▶ _Given instruction_: In the data, extract each line that holds the string "Salinity".

▶ _Extracted material_:

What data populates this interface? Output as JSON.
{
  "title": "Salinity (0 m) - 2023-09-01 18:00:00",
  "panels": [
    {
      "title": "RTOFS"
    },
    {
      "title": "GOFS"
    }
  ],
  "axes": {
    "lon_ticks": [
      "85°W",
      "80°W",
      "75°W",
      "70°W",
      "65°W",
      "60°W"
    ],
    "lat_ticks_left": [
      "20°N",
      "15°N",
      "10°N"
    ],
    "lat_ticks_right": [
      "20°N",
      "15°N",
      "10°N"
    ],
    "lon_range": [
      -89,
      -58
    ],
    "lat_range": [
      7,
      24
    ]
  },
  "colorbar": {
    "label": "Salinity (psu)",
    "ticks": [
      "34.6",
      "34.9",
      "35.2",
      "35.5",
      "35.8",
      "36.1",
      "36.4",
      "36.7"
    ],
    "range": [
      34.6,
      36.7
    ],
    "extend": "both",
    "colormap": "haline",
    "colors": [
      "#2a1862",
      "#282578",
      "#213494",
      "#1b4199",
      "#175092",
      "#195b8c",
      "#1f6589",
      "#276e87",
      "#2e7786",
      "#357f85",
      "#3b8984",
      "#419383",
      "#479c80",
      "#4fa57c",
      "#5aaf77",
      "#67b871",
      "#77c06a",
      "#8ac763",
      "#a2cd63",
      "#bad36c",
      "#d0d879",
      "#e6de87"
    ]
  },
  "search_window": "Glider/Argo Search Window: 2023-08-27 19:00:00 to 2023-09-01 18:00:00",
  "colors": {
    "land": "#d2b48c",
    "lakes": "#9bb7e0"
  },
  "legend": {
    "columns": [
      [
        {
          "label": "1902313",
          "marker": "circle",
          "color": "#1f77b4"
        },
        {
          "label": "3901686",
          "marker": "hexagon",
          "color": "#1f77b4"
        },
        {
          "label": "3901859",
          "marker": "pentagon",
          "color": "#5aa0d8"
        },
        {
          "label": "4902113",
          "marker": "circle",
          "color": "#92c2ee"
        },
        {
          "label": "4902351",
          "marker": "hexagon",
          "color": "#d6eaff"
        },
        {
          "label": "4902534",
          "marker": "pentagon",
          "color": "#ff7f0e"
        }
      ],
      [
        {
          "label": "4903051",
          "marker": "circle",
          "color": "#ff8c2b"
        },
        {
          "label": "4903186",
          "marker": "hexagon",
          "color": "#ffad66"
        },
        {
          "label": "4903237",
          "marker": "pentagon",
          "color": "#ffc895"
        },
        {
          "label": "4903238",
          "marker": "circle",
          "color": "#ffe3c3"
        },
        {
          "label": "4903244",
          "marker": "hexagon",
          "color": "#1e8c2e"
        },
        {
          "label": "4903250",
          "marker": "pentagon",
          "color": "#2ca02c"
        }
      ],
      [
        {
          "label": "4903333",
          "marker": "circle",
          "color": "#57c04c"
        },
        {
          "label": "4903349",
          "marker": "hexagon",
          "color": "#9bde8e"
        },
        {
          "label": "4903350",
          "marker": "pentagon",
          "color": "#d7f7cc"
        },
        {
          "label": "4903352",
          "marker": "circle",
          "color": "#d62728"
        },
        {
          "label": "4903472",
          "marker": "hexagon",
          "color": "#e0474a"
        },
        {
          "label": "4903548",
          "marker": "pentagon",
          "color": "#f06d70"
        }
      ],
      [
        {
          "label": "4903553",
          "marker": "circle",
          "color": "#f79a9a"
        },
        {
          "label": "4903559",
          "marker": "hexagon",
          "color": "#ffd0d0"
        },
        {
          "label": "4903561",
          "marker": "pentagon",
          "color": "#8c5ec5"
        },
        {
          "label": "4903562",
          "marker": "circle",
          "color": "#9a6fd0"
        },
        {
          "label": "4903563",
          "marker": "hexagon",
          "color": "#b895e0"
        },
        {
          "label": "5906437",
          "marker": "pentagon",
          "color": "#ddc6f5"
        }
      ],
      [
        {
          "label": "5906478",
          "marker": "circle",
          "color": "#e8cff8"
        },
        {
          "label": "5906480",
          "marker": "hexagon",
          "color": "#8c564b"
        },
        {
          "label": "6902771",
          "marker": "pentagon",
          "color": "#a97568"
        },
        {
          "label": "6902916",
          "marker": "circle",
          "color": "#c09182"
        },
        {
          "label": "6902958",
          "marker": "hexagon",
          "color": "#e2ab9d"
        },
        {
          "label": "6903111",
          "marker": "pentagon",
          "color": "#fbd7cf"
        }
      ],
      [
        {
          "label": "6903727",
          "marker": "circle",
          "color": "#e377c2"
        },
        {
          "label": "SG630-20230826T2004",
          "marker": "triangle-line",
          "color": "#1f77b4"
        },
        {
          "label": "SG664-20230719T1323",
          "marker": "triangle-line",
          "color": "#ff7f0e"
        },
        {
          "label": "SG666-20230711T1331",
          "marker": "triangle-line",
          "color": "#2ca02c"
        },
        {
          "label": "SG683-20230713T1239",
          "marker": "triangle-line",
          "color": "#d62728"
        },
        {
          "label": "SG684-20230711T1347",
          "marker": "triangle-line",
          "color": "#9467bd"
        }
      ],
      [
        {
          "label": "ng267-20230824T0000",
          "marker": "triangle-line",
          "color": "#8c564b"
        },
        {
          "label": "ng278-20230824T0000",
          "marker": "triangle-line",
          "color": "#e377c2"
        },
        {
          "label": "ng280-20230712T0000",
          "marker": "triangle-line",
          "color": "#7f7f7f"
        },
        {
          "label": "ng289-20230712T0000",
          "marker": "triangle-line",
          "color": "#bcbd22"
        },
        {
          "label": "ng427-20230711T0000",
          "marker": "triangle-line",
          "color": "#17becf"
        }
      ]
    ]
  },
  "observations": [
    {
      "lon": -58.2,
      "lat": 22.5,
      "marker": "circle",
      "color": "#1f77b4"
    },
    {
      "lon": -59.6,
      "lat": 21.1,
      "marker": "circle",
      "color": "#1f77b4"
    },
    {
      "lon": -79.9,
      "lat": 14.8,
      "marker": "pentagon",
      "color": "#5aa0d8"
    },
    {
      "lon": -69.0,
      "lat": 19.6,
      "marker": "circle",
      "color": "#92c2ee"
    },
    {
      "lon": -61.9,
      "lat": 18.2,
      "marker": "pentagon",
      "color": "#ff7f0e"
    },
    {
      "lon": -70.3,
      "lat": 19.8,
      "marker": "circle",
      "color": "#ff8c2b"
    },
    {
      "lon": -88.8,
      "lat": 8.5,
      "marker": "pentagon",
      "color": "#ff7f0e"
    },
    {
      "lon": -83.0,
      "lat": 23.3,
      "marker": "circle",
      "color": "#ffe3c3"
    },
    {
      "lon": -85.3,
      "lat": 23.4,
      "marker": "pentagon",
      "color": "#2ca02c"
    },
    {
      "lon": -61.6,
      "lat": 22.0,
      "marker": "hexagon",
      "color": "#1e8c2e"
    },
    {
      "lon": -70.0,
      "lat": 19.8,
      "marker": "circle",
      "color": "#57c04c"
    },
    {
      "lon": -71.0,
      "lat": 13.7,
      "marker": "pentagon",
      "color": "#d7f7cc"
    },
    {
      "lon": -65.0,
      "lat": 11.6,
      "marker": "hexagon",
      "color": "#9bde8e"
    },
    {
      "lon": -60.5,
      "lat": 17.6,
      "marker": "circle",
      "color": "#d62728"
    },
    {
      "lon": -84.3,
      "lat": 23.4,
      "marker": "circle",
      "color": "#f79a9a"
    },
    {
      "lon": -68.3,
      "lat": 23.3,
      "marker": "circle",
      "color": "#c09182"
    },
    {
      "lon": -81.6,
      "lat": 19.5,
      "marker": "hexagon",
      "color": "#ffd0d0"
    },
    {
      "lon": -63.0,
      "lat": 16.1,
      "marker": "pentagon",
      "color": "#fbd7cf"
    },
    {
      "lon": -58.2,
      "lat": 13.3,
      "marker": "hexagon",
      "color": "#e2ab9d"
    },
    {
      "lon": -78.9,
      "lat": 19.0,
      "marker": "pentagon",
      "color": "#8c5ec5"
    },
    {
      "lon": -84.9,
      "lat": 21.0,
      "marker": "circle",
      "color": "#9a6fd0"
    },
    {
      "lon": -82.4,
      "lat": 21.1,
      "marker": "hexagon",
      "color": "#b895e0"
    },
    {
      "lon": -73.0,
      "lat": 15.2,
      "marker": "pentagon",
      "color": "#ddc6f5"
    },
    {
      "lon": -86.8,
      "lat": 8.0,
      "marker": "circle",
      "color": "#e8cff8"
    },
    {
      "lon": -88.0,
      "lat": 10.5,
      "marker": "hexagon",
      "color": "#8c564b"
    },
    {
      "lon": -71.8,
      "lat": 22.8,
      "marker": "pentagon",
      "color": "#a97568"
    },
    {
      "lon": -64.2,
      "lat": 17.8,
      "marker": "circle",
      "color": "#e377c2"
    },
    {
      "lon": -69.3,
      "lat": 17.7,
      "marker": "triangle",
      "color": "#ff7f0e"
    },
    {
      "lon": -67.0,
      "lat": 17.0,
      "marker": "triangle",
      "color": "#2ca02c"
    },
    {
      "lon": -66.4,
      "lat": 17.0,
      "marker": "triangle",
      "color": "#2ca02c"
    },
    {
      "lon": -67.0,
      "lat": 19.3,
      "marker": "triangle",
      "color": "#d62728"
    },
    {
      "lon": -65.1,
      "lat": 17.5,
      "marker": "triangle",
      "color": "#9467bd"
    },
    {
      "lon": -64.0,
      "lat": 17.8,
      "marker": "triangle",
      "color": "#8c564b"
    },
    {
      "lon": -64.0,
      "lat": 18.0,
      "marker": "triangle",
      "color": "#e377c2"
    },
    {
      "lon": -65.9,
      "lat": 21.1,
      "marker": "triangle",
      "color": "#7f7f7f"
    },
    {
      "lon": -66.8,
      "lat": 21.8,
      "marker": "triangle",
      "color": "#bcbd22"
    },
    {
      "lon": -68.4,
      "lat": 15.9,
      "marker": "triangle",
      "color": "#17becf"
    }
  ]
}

▶ _Solution to this exercise_:
  "title": "Salinity (0 m) - 2023-09-01 18:00:00",
    "label": "Salinity (psu)",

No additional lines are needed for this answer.